■ Direction ■
Determine how many lines contain the string "image". Respond with that number and nothing more.
......
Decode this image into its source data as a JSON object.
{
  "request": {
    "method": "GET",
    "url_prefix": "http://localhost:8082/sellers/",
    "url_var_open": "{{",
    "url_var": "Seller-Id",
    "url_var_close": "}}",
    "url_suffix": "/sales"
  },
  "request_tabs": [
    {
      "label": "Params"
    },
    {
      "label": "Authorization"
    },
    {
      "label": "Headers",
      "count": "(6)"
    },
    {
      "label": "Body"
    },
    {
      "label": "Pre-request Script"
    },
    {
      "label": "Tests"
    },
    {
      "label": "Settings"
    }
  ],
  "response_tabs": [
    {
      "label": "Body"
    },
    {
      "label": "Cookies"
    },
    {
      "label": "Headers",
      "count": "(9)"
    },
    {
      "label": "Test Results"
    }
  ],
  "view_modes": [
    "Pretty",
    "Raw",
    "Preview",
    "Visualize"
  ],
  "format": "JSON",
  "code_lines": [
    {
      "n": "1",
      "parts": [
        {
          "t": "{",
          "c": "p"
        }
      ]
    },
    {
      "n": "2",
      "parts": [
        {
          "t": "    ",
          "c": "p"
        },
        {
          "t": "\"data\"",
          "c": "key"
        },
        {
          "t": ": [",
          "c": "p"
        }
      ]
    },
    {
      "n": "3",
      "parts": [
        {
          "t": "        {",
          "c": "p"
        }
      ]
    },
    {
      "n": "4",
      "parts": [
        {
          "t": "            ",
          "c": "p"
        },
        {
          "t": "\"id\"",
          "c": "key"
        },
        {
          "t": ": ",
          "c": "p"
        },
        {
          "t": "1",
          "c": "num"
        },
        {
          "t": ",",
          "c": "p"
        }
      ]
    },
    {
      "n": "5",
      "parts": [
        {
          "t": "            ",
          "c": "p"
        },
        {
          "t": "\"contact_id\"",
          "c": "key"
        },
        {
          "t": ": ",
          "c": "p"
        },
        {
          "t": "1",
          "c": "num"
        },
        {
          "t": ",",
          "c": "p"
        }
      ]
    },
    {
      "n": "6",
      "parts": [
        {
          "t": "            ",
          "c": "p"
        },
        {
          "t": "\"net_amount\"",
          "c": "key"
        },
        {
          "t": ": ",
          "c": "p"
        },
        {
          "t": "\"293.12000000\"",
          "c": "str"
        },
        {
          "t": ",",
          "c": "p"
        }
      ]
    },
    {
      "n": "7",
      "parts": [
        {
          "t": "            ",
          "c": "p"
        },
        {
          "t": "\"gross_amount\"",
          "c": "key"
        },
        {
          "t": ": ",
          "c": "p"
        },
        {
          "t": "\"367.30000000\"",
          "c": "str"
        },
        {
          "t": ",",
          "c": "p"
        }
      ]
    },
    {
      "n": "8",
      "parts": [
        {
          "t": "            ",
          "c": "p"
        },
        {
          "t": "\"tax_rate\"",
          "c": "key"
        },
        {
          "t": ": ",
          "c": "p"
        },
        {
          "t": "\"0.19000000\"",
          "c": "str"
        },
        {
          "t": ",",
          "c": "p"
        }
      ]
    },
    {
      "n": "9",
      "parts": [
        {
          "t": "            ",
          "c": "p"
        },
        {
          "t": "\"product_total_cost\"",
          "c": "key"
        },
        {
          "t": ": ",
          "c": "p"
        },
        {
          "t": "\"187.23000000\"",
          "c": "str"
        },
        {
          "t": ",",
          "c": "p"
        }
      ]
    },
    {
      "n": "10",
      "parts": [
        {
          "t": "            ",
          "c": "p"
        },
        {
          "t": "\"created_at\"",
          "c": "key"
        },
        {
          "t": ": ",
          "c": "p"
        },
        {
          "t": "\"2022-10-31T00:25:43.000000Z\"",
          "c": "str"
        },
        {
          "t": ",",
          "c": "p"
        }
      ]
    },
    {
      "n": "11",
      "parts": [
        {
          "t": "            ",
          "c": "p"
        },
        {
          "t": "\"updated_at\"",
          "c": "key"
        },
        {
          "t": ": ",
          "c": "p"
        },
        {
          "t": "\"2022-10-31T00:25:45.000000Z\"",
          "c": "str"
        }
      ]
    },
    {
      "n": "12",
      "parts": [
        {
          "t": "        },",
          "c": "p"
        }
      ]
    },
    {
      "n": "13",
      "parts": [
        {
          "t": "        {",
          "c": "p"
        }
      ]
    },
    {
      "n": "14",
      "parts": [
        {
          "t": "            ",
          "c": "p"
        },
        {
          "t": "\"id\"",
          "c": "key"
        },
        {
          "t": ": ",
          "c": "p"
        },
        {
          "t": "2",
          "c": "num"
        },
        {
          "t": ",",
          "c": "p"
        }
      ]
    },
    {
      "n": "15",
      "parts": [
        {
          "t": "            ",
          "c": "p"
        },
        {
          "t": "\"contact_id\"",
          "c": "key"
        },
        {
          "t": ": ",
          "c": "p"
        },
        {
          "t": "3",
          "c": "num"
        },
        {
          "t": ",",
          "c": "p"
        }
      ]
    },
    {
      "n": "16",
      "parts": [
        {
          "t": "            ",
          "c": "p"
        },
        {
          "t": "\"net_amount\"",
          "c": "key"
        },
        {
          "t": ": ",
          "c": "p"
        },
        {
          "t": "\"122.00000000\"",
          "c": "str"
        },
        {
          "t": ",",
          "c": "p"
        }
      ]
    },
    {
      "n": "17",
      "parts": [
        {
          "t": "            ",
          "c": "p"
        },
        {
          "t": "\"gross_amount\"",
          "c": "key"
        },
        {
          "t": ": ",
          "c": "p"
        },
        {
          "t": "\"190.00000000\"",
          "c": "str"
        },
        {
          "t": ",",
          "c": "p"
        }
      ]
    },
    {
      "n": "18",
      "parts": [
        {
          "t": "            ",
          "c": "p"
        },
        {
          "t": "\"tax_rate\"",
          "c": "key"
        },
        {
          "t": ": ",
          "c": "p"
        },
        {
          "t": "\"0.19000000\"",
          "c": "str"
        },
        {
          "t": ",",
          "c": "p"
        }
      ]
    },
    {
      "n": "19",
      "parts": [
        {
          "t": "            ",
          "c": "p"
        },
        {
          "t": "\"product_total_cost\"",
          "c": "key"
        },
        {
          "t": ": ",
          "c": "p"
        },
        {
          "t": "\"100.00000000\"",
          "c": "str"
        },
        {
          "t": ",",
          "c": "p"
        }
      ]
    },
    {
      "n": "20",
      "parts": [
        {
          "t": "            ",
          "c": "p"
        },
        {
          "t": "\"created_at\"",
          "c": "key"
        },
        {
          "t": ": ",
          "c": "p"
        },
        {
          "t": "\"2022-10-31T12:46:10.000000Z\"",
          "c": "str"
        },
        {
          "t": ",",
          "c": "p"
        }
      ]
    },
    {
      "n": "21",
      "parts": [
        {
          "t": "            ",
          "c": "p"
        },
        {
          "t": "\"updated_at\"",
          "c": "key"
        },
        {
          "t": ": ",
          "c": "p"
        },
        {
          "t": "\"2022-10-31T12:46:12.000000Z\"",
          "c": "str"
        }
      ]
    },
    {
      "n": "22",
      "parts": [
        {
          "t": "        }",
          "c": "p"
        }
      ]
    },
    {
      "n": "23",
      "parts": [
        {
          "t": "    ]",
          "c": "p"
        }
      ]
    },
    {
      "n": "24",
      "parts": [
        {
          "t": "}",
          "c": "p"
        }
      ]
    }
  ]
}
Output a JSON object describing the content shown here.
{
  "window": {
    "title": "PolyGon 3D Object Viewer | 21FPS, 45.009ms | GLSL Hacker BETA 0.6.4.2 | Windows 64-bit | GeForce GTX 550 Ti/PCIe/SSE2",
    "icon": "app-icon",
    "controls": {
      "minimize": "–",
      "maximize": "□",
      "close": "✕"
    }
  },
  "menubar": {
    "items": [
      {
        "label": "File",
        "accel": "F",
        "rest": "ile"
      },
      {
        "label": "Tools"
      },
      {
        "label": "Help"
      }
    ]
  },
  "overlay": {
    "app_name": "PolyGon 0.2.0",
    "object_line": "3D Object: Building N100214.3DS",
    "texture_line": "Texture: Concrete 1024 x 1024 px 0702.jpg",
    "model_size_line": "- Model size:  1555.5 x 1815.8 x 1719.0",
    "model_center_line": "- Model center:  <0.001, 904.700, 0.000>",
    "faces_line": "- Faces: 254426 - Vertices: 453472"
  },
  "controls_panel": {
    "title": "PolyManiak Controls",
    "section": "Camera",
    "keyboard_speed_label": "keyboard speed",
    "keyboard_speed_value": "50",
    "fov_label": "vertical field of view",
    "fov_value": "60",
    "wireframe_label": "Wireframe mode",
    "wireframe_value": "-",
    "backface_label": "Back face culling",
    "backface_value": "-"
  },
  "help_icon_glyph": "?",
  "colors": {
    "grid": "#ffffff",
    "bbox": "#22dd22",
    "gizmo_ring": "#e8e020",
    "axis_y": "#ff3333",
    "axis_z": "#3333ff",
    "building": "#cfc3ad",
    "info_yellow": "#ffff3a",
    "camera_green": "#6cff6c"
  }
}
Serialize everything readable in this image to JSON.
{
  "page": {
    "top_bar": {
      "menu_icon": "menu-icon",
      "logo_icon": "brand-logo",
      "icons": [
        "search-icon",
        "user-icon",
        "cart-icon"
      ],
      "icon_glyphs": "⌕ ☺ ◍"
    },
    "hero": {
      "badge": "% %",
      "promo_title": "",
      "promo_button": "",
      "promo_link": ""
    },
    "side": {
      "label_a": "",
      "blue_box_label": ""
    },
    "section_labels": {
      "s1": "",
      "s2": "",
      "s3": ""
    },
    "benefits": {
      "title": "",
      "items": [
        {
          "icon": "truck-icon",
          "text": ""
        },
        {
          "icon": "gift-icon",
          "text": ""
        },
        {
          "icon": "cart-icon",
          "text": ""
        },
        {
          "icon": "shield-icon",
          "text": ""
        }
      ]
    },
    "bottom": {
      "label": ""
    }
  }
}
......
■ Reply to the task ■
2